» **Request**:
Transcribe each entry below exactly. Pictures do not go in the copy.

** BEGIN Material shown **

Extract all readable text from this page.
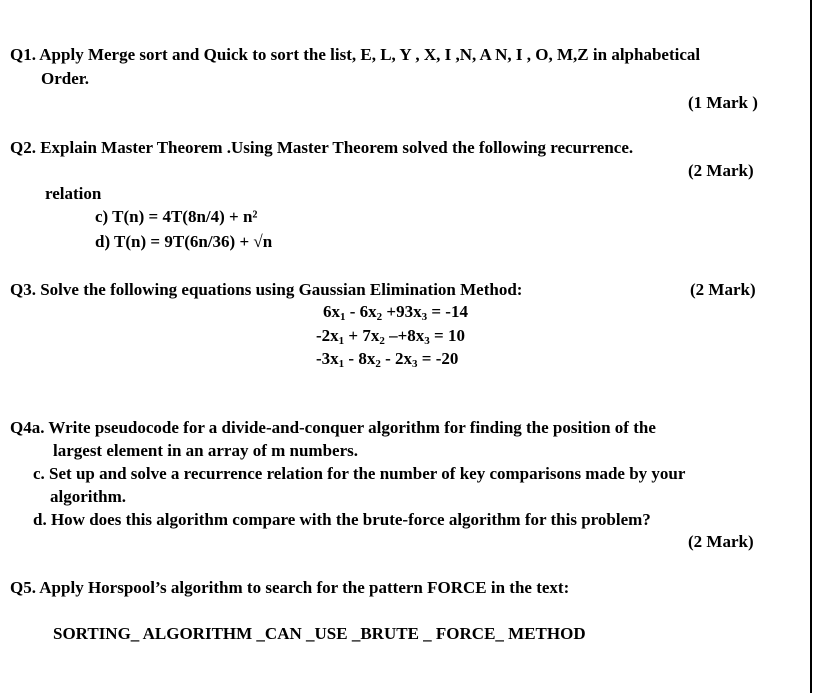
Q1. Apply Merge sort and Quick to sort the list, E, L, Y , X, I ,N, A N, I , O, M,Z in alphabetical
Order.
(1 Mark )
Q2. Explain Master Theorem .Using Master Theorem solved the following recurrence.
(2 Mark)
relation
c) T(n) = 4T(8n/4) + n²
d) T(n) = 9T(6n/36) + √n
Q3. Solve the following equations using Gaussian Elimination Method:	(2 Mark)
$6x_1 - 6x_2 +93x_3 = -14$
$-2x_1 + 7x_2$ $-+8x_3 = 10$
$-3x_1 - 8x_2 - 2x_3 = -20$
Q4a. Write pseudocode for a divide-and-conquer algorithm for finding the position of the
largest element in an array of m numbers.
c. Set up and solve a recurrence relation for the number of key comparisons made by your
algorithm.
d. How does this algorithm compare with the brute-force algorithm for this problem?
(2 Mark)
Q5. Apply Horspool’s algorithm to search for the pattern FORCE in the text:
SORTING_ ALGORITHM _CAN _USE _BRUTE _ FORCE_ METHOD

** END Material shown **

» **Full solution**:
Extract all readable text from this page.
Q1. Apply Merge sort and Quick to sort the list, E, L, Y , X, I ,N, A N, I , O, M,Z in alphabetical
Order.
(1 Mark )
Q2. Explain Master Theorem .Using Master Theorem solved the following recurrence.
(2 Mark)
relation
c) T(n) = 4T(8n/4) + n²
d) T(n) = 9T(6n/36) + √n
Q3. Solve the following equations using Gaussian Elimination Method:	(2 Mark)
$6x_1 - 6x_2 +93x_3 = -14$
$-2x_1 + 7x_2$ $-+8x_3 = 10$
$-3x_1 - 8x_2 - 2x_3 = -20$
Q4a. Write pseudocode for a divide-and-conquer algorithm for finding the position of the
largest element in an array of m numbers.
c. Set up and solve a recurrence relation for the number of key comparisons made by your
algorithm.
d. How does this algorithm compare with the brute-force algorithm for this problem?
(2 Mark)
Q5. Apply Horspool’s algorithm to search for the pattern FORCE in the text:
SORTING_ ALGORITHM _CAN _USE _BRUTE _ FORCE_ METHOD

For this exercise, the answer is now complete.